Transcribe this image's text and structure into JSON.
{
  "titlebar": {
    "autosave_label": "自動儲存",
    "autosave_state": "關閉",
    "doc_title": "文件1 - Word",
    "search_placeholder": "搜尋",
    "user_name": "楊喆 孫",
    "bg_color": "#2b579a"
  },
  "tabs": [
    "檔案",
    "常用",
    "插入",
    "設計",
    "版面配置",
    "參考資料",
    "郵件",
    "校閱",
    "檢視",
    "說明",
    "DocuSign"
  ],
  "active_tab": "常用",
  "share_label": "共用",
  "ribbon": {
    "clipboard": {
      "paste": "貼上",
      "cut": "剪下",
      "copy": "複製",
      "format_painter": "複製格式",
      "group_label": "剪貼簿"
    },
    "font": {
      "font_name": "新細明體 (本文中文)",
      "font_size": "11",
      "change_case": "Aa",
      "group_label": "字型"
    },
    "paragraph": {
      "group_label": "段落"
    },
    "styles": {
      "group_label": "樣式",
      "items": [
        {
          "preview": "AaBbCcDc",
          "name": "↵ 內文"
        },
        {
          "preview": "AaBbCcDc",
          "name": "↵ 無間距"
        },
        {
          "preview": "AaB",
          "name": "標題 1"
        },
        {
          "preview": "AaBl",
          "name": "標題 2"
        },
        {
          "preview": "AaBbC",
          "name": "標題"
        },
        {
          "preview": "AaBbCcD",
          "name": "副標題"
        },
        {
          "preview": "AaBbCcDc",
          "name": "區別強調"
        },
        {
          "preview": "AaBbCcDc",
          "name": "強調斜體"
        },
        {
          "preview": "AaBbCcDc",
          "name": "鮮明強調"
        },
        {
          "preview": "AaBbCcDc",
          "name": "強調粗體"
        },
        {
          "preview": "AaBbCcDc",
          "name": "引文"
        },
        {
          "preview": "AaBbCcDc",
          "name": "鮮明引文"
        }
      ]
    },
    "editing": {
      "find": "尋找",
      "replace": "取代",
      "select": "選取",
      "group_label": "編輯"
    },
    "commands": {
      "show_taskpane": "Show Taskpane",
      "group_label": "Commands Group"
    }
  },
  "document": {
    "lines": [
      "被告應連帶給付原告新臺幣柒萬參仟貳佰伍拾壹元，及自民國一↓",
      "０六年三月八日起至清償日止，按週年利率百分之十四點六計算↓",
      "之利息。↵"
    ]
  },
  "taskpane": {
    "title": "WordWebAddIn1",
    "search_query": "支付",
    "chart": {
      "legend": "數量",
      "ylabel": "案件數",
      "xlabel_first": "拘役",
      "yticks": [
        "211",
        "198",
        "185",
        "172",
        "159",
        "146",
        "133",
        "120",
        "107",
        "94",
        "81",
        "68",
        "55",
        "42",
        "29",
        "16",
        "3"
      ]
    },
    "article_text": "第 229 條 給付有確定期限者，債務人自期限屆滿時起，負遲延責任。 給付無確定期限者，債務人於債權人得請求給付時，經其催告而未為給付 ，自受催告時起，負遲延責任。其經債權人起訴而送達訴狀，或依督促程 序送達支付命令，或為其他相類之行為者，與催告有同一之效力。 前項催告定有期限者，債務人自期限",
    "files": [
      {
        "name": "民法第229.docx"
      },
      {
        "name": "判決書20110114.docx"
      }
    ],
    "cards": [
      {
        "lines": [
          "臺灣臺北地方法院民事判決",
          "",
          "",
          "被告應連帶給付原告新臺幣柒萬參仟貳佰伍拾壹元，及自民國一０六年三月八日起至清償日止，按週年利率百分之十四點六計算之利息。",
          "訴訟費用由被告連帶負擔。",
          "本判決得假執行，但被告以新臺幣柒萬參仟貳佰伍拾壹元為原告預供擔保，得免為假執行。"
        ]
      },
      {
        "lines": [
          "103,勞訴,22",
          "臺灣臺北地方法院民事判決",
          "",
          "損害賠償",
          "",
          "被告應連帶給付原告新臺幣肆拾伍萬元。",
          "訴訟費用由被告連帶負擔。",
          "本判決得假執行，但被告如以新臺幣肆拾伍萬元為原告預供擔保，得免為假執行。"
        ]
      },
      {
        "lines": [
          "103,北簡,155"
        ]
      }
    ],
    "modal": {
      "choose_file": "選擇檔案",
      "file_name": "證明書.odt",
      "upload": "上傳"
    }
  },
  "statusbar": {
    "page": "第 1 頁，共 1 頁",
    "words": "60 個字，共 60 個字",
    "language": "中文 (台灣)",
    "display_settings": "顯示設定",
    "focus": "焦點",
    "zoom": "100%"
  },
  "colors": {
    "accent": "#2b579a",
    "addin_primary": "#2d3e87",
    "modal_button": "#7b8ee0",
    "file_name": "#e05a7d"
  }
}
--
Return solely the number of lines in the data that include the word "docx".

▸ **Solution for this exercise**
2